Collected data:
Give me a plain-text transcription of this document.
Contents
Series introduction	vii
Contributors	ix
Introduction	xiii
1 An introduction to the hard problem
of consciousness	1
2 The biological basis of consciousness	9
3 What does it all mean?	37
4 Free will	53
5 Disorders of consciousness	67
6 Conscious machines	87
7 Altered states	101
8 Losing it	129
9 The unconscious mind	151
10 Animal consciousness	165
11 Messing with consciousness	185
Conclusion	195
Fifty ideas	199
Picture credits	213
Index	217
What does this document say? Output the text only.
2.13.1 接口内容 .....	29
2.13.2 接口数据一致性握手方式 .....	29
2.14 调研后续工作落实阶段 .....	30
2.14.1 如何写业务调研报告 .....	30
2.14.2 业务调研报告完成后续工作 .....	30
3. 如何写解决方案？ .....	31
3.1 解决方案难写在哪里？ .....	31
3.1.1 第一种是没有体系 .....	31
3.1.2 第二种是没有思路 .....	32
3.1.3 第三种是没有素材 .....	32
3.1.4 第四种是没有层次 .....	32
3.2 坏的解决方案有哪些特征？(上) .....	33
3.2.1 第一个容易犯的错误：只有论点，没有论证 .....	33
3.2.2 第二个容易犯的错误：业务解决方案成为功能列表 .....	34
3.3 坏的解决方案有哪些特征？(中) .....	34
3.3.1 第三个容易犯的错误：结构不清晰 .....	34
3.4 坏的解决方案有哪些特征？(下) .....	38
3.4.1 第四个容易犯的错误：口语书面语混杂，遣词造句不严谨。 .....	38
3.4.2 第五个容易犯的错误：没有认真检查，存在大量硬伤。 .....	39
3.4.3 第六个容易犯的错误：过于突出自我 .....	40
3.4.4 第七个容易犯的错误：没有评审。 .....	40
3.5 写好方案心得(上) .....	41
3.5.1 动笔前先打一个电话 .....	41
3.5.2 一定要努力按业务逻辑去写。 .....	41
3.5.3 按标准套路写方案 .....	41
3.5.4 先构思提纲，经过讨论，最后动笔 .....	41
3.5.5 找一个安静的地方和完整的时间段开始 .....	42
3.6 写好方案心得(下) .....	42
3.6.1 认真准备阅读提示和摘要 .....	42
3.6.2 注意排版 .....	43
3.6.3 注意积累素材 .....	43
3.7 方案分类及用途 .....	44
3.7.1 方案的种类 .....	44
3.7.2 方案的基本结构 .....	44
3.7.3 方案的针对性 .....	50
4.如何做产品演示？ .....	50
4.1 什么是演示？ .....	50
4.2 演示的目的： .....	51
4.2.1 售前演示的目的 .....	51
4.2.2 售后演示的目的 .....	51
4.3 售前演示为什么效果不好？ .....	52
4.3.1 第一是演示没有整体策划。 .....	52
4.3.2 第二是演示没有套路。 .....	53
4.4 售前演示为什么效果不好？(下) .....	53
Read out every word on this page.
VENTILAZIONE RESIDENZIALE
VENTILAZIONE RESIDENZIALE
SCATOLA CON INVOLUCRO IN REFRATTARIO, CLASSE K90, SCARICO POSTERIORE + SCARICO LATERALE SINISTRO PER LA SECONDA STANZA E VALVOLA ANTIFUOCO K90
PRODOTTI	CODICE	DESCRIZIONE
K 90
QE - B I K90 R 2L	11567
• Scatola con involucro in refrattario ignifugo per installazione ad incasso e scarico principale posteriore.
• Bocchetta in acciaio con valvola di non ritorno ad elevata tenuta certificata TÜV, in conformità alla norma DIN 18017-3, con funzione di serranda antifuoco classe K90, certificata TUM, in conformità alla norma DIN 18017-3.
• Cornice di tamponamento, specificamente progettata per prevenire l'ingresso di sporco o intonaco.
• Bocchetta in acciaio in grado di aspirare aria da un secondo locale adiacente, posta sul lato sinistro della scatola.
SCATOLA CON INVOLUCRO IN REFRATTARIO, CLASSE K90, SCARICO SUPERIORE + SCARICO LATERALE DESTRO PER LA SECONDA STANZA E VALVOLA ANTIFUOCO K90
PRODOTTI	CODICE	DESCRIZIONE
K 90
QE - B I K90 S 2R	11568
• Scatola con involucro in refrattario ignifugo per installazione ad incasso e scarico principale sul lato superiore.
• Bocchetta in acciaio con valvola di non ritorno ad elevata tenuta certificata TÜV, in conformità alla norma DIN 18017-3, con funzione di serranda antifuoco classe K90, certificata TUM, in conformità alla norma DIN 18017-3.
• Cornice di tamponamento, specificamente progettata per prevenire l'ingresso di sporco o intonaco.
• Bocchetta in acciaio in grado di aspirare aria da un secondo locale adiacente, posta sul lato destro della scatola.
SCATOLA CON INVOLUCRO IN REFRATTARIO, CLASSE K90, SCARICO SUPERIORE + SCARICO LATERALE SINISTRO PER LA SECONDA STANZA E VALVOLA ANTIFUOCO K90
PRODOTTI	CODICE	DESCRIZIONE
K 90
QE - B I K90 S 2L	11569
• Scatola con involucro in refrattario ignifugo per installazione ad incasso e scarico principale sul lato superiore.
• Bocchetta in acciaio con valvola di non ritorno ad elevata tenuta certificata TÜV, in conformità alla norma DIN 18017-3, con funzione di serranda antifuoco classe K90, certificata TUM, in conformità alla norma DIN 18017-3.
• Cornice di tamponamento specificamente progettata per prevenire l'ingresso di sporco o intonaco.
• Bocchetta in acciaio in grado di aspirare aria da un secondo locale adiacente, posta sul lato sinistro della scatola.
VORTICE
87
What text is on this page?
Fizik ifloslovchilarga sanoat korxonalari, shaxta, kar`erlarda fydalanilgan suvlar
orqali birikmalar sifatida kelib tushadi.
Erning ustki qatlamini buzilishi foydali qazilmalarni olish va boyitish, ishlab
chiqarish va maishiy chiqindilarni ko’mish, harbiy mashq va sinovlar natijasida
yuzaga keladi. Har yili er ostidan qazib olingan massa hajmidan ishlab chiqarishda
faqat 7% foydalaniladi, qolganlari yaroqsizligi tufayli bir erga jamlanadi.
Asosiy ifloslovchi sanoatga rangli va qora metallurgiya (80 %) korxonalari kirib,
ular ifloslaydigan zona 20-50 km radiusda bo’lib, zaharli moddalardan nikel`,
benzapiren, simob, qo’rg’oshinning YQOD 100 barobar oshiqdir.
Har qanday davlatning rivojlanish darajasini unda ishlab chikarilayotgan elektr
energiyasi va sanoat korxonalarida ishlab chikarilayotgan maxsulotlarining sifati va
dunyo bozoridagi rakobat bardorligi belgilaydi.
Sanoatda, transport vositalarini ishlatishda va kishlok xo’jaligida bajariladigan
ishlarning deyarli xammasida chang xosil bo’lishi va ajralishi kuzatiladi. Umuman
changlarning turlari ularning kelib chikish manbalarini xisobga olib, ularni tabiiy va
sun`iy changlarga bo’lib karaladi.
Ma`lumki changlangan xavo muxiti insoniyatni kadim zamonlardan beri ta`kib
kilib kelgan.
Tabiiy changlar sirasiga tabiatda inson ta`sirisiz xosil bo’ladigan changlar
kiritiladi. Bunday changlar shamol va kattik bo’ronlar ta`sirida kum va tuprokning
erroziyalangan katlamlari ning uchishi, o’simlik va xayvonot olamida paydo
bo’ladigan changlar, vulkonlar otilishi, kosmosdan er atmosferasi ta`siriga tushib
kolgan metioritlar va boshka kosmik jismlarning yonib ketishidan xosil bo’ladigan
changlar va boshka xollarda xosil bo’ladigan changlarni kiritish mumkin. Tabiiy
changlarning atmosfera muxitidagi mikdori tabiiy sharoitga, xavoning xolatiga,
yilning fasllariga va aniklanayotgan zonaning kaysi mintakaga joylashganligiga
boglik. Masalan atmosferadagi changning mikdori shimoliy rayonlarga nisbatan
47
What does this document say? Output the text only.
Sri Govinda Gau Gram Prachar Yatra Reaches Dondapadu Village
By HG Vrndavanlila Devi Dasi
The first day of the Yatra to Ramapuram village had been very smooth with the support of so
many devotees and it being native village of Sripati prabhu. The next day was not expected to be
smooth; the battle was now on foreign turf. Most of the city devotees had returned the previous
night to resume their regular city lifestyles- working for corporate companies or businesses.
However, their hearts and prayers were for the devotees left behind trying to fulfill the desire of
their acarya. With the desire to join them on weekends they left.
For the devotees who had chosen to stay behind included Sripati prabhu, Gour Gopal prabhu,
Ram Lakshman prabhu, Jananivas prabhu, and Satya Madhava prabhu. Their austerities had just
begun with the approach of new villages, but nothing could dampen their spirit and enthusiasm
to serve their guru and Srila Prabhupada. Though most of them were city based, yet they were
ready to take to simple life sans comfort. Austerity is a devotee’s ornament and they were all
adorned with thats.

What is required
Pull out all lines of the data with the string "changlarning".

Solution for this exercise
changlarning turlari ularning kelib chikish manbalarini xisobga olib, ularni tabiiy va
changlarning atmosfera muxitidagi mikdori tabiiy sharoitga, xavoning xolatiga,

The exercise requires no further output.